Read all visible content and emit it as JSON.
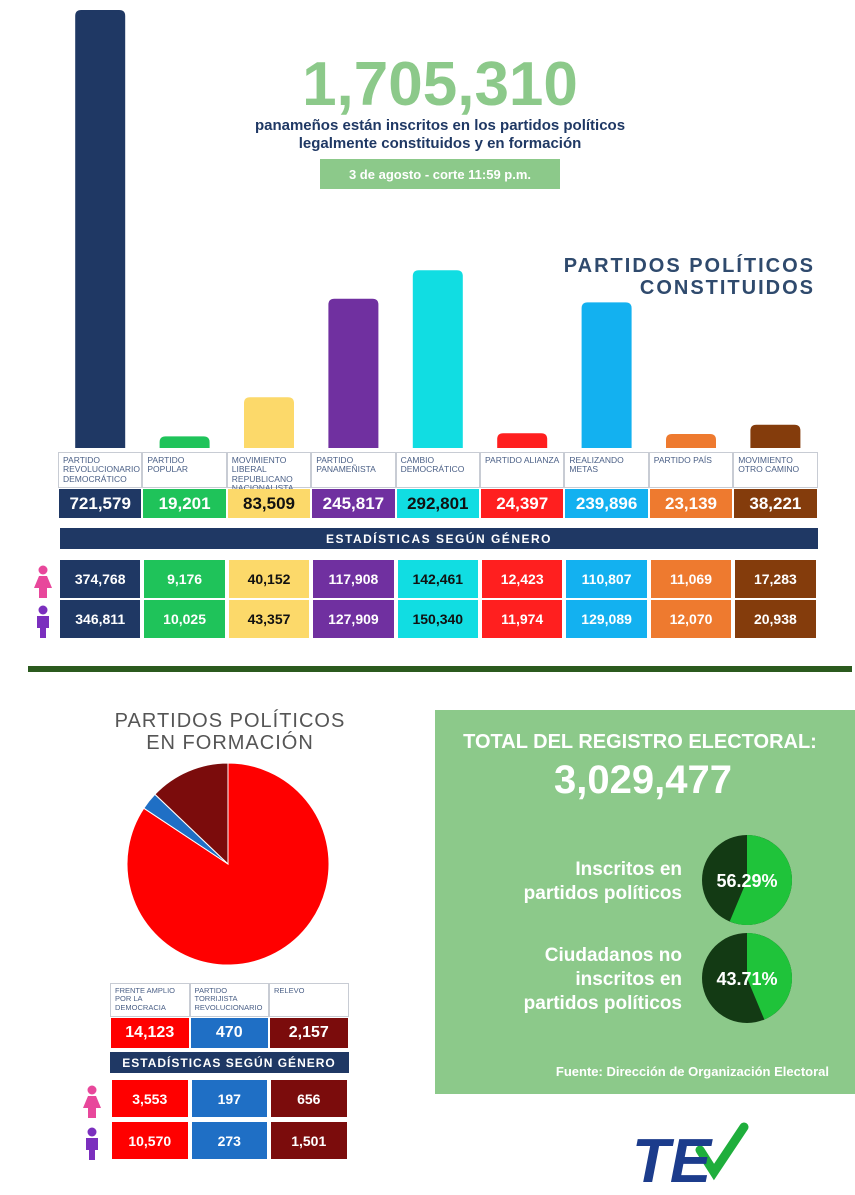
{
  "header": {
    "headline": "1,705,310",
    "subtitle_lines": [
      "panameños están inscritos en los partidos políticos",
      "legalmente constituidos y en formación"
    ],
    "date": "3 de agosto - corte 11:59 p.m."
  },
  "chart_data": [
    {
      "type": "bar",
      "title_lines": [
        "PARTIDOS POLÍTICOS",
        "CONSTITUIDOS"
      ],
      "categories": [
        "PARTIDO REVOLUCIONARIO DEMOCRÁTICO",
        "PARTIDO POPULAR",
        "MOVIMIENTO LIBERAL REPUBLICANO NACIONALISTA",
        "PARTIDO PANAMEÑISTA",
        "CAMBIO DEMOCRÁTICO",
        "PARTIDO ALIANZA",
        "REALIZANDO METAS",
        "PARTIDO PAÍS",
        "MOVIMIENTO OTRO CAMINO"
      ],
      "values": [
        721579,
        19201,
        83509,
        245817,
        292801,
        24397,
        239896,
        23139,
        38221
      ],
      "value_labels": [
        "721,579",
        "19,201",
        "83,509",
        "245,817",
        "292,801",
        "24,397",
        "239,896",
        "23,139",
        "38,221"
      ],
      "colors": [
        "#1f3864",
        "#1fc35a",
        "#fcd96a",
        "#7030a0",
        "#11dde2",
        "#ff1f1f",
        "#13b1f0",
        "#ee7a2f",
        "#843c0c"
      ],
      "value_label_colors": [
        "#ffffff",
        "#ffffff",
        "#111111",
        "#ffffff",
        "#111111",
        "#ffffff",
        "#ffffff",
        "#ffffff",
        "#ffffff"
      ],
      "gender_table": {
        "title": "ESTADÍSTICAS SEGÚN GÉNERO",
        "rows": [
          [
            "374,768",
            "9,176",
            "40,152",
            "117,908",
            "142,461",
            "12,423",
            "110,807",
            "11,069",
            "17,283"
          ],
          [
            "346,811",
            "10,025",
            "43,357",
            "127,909",
            "150,340",
            "11,974",
            "129,089",
            "12,070",
            "20,938"
          ]
        ]
      }
    },
    {
      "type": "pie",
      "title_lines": [
        "PARTIDOS POLÍTICOS",
        "EN FORMACIÓN"
      ],
      "categories": [
        "FRENTE AMPLIO POR LA DEMOCRACIA",
        "PARTIDO TORRIJISTA REVOLUCIONARIO",
        "RELEVO"
      ],
      "values": [
        14123,
        470,
        2157
      ],
      "value_labels": [
        "14,123",
        "470",
        "2,157"
      ],
      "colors": [
        "#ff0000",
        "#1f6fc5",
        "#7b0c0c"
      ],
      "gender_table": {
        "title": "ESTADÍSTICAS SEGÚN GÉNERO",
        "rows": [
          [
            "3,553",
            "197",
            "656"
          ],
          [
            "10,570",
            "273",
            "1,501"
          ]
        ]
      }
    }
  ],
  "registry": {
    "title": "TOTAL DEL REGISTRO ELECTORAL:",
    "total": "3,029,477",
    "items": [
      {
        "label_lines": [
          "Inscritos en",
          "partidos políticos"
        ],
        "value": 56.29,
        "value_label": "56.29%"
      },
      {
        "label_lines": [
          "Ciudadanos no",
          "inscritos en",
          "partidos políticos"
        ],
        "value": 43.71,
        "value_label": "43.71%"
      }
    ],
    "source": "Fuente: Dirección de Organización Electoral"
  },
  "logo": "TE"
}
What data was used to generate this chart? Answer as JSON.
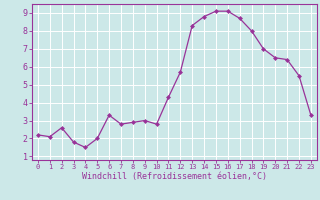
{
  "x": [
    0,
    1,
    2,
    3,
    4,
    5,
    6,
    7,
    8,
    9,
    10,
    11,
    12,
    13,
    14,
    15,
    16,
    17,
    18,
    19,
    20,
    21,
    22,
    23
  ],
  "y": [
    2.2,
    2.1,
    2.6,
    1.8,
    1.5,
    2.0,
    3.3,
    2.8,
    2.9,
    3.0,
    2.8,
    4.3,
    5.7,
    8.3,
    8.8,
    9.1,
    9.1,
    8.7,
    8.0,
    7.0,
    6.5,
    6.4,
    5.5,
    3.3
  ],
  "line_color": "#993399",
  "marker": "D",
  "marker_size": 2.0,
  "bg_color": "#cce8e8",
  "grid_color": "#ffffff",
  "xlabel": "Windchill (Refroidissement éolien,°C)",
  "xlim": [
    -0.5,
    23.5
  ],
  "ylim": [
    0.8,
    9.5
  ],
  "yticks": [
    1,
    2,
    3,
    4,
    5,
    6,
    7,
    8,
    9
  ],
  "xticks": [
    0,
    1,
    2,
    3,
    4,
    5,
    6,
    7,
    8,
    9,
    10,
    11,
    12,
    13,
    14,
    15,
    16,
    17,
    18,
    19,
    20,
    21,
    22,
    23
  ],
  "tick_color": "#993399",
  "label_color": "#993399",
  "spine_color": "#993399",
  "tick_fontsize": 5.0,
  "xlabel_fontsize": 6.0
}
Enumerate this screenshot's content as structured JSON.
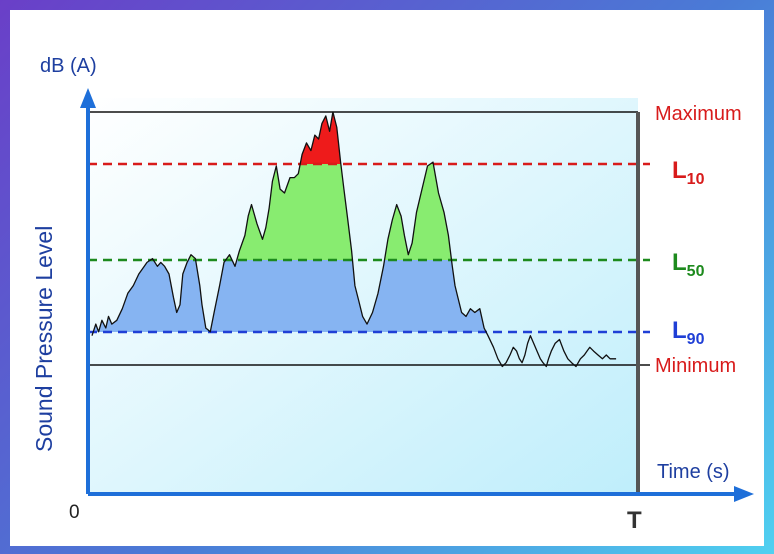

######

THE REQUEST ->
Scan the material above. Copy each line that holds the word "MOVIMIENTO".

COMPLETED TASK ->
        "MOVIMIENTO LIBERAL REPUBLICANO NACIONALISTA",
        "MOVIMIENTO OTRO CAMINO"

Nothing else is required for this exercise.